#### Aim of the exercise:
Print all of the entries exactly, minus the pictures.

====== Information supplied ======

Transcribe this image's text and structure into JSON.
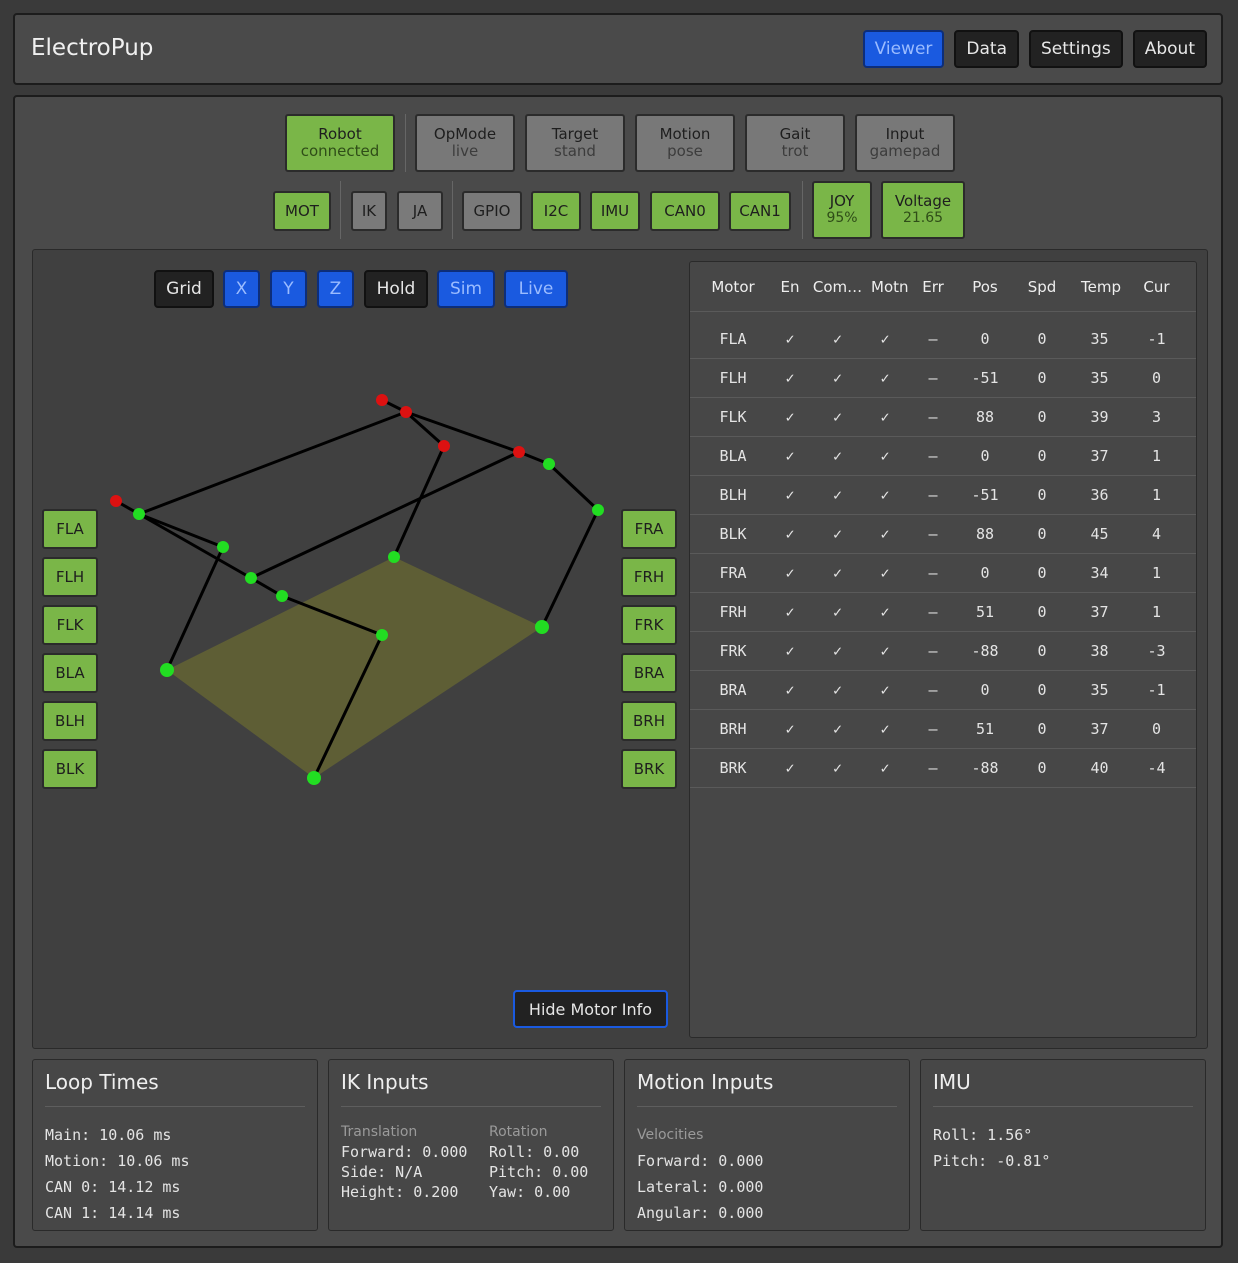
{
  "app_title": "ElectroPup",
  "nav": [
    "Viewer",
    "Data",
    "Settings",
    "About"
  ],
  "status": [
    {
      "label": "Robot",
      "value": "connected"
    },
    {
      "label": "OpMode",
      "value": "live"
    },
    {
      "label": "Target",
      "value": "stand"
    },
    {
      "label": "Motion",
      "value": "pose"
    },
    {
      "label": "Gait",
      "value": "trot"
    },
    {
      "label": "Input",
      "value": "gamepad"
    }
  ],
  "chips": [
    "MOT",
    "IK",
    "JA",
    "GPIO",
    "I2C",
    "IMU",
    "CAN0",
    "CAN1"
  ],
  "joy": {
    "label": "JOY",
    "value": "95%"
  },
  "voltage": {
    "label": "Voltage",
    "value": "21.65"
  },
  "viewer_toggles": [
    "Grid",
    "X",
    "Y",
    "Z",
    "Hold",
    "Sim",
    "Live"
  ],
  "left_motors": [
    "FLA",
    "FLH",
    "FLK",
    "BLA",
    "BLH",
    "BLK"
  ],
  "right_motors": [
    "FRA",
    "FRH",
    "FRK",
    "BRA",
    "BRH",
    "BRK"
  ],
  "motor_table": {
    "headers": [
      "Motor",
      "En",
      "Com…",
      "Motn",
      "Err",
      "Pos",
      "Spd",
      "Temp",
      "Cur"
    ],
    "rows": [
      [
        "FLA",
        "✓",
        "✓",
        "✓",
        "–",
        "0",
        "0",
        "35",
        "-1"
      ],
      [
        "FLH",
        "✓",
        "✓",
        "✓",
        "–",
        "-51",
        "0",
        "35",
        "0"
      ],
      [
        "FLK",
        "✓",
        "✓",
        "✓",
        "–",
        "88",
        "0",
        "39",
        "3"
      ],
      [
        "BLA",
        "✓",
        "✓",
        "✓",
        "–",
        "0",
        "0",
        "37",
        "1"
      ],
      [
        "BLH",
        "✓",
        "✓",
        "✓",
        "–",
        "-51",
        "0",
        "36",
        "1"
      ],
      [
        "BLK",
        "✓",
        "✓",
        "✓",
        "–",
        "88",
        "0",
        "45",
        "4"
      ],
      [
        "FRA",
        "✓",
        "✓",
        "✓",
        "–",
        "0",
        "0",
        "34",
        "1"
      ],
      [
        "FRH",
        "✓",
        "✓",
        "✓",
        "–",
        "51",
        "0",
        "37",
        "1"
      ],
      [
        "FRK",
        "✓",
        "✓",
        "✓",
        "–",
        "-88",
        "0",
        "38",
        "-3"
      ],
      [
        "BRA",
        "✓",
        "✓",
        "✓",
        "–",
        "0",
        "0",
        "35",
        "-1"
      ],
      [
        "BRH",
        "✓",
        "✓",
        "✓",
        "–",
        "51",
        "0",
        "37",
        "0"
      ],
      [
        "BRK",
        "✓",
        "✓",
        "✓",
        "–",
        "-88",
        "0",
        "40",
        "-4"
      ]
    ]
  },
  "hide_motor_info": "Hide Motor Info",
  "loop_times": {
    "title": "Loop Times",
    "lines": [
      "Main: 10.06 ms",
      "Motion: 10.06 ms",
      "CAN 0: 14.12 ms",
      "CAN 1: 14.14 ms"
    ]
  },
  "ik_inputs": {
    "title": "IK Inputs",
    "translation_label": "Translation",
    "translation": [
      "Forward: 0.000",
      "Side: N/A",
      "Height: 0.200"
    ],
    "rotation_label": "Rotation",
    "rotation": [
      "Roll: 0.00",
      "Pitch: 0.00",
      "Yaw: 0.00"
    ]
  },
  "motion_inputs": {
    "title": "Motion Inputs",
    "velocities_label": "Velocities",
    "lines": [
      "Forward: 0.000",
      "Lateral: 0.000",
      "Angular: 0.000"
    ]
  },
  "imu": {
    "title": "IMU",
    "lines": [
      "Roll: 1.56°",
      "Pitch: -0.81°"
    ]
  },
  "colors": {
    "ok": "#7ab648",
    "active": "#1a5ae0",
    "joint_green": "#22dd22",
    "joint_red": "#dd1111",
    "ground": "#6b6b30"
  }
}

======

#### Solution:
Transcribe this image's text and structure into JSON.
{
  "app_title": "ElectroPup",
  "nav": [
    "Viewer",
    "Data",
    "Settings",
    "About"
  ],
  "status": [
    {
      "label": "Robot",
      "value": "connected"
    },
    {
      "label": "OpMode",
      "value": "live"
    },
    {
      "label": "Target",
      "value": "stand"
    },
    {
      "label": "Motion",
      "value": "pose"
    },
    {
      "label": "Gait",
      "value": "trot"
    },
    {
      "label": "Input",
      "value": "gamepad"
    }
  ],
  "chips": [
    "MOT",
    "IK",
    "JA",
    "GPIO",
    "I2C",
    "IMU",
    "CAN0",
    "CAN1"
  ],
  "joy": {
    "label": "JOY",
    "value": "95%"
  },
  "voltage": {
    "label": "Voltage",
    "value": "21.65"
  },
  "viewer_toggles": [
    "Grid",
    "X",
    "Y",
    "Z",
    "Hold",
    "Sim",
    "Live"
  ],
  "left_motors": [
    "FLA",
    "FLH",
    "FLK",
    "BLA",
    "BLH",
    "BLK"
  ],
  "right_motors": [
    "FRA",
    "FRH",
    "FRK",
    "BRA",
    "BRH",
    "BRK"
  ],
  "motor_table": {
    "headers": [
      "Motor",
      "En",
      "Com…",
      "Motn",
      "Err",
      "Pos",
      "Spd",
      "Temp",
      "Cur"
    ],
    "rows": [
      [
        "FLA",
        "✓",
        "✓",
        "✓",
        "–",
        "0",
        "0",
        "35",
        "-1"
      ],
      [
        "FLH",
        "✓",
        "✓",
        "✓",
        "–",
        "-51",
        "0",
        "35",
        "0"
      ],
      [
        "FLK",
        "✓",
        "✓",
        "✓",
        "–",
        "88",
        "0",
        "39",
        "3"
      ],
      [
        "BLA",
        "✓",
        "✓",
        "✓",
        "–",
        "0",
        "0",
        "37",
        "1"
      ],
      [
        "BLH",
        "✓",
        "✓",
        "✓",
        "–",
        "-51",
        "0",
        "36",
        "1"
      ],
      [
        "BLK",
        "✓",
        "✓",
        "✓",
        "–",
        "88",
        "0",
        "45",
        "4"
      ],
      [
        "FRA",
        "✓",
        "✓",
        "✓",
        "–",
        "0",
        "0",
        "34",
        "1"
      ],
      [
        "FRH",
        "✓",
        "✓",
        "✓",
        "–",
        "51",
        "0",
        "37",
        "1"
      ],
      [
        "FRK",
        "✓",
        "✓",
        "✓",
        "–",
        "-88",
        "0",
        "38",
        "-3"
      ],
      [
        "BRA",
        "✓",
        "✓",
        "✓",
        "–",
        "0",
        "0",
        "35",
        "-1"
      ],
      [
        "BRH",
        "✓",
        "✓",
        "✓",
        "–",
        "51",
        "0",
        "37",
        "0"
      ],
      [
        "BRK",
        "✓",
        "✓",
        "✓",
        "–",
        "-88",
        "0",
        "40",
        "-4"
      ]
    ]
  },
  "hide_motor_info": "Hide Motor Info",
  "loop_times": {
    "title": "Loop Times",
    "lines": [
      "Main: 10.06 ms",
      "Motion: 10.06 ms",
      "CAN 0: 14.12 ms",
      "CAN 1: 14.14 ms"
    ]
  },
  "ik_inputs": {
    "title": "IK Inputs",
    "translation_label": "Translation",
    "translation": [
      "Forward: 0.000",
      "Side: N/A",
      "Height: 0.200"
    ],
    "rotation_label": "Rotation",
    "rotation": [
      "Roll: 0.00",
      "Pitch: 0.00",
      "Yaw: 0.00"
    ]
  },
  "motion_inputs": {
    "title": "Motion Inputs",
    "velocities_label": "Velocities",
    "lines": [
      "Forward: 0.000",
      "Lateral: 0.000",
      "Angular: 0.000"
    ]
  },
  "imu": {
    "title": "IMU",
    "lines": [
      "Roll: 1.56°",
      "Pitch: -0.81°"
    ]
  },
  "colors": {
    "ok": "#7ab648",
    "active": "#1a5ae0",
    "joint_green": "#22dd22",
    "joint_red": "#dd1111",
    "ground": "#6b6b30"
  }
}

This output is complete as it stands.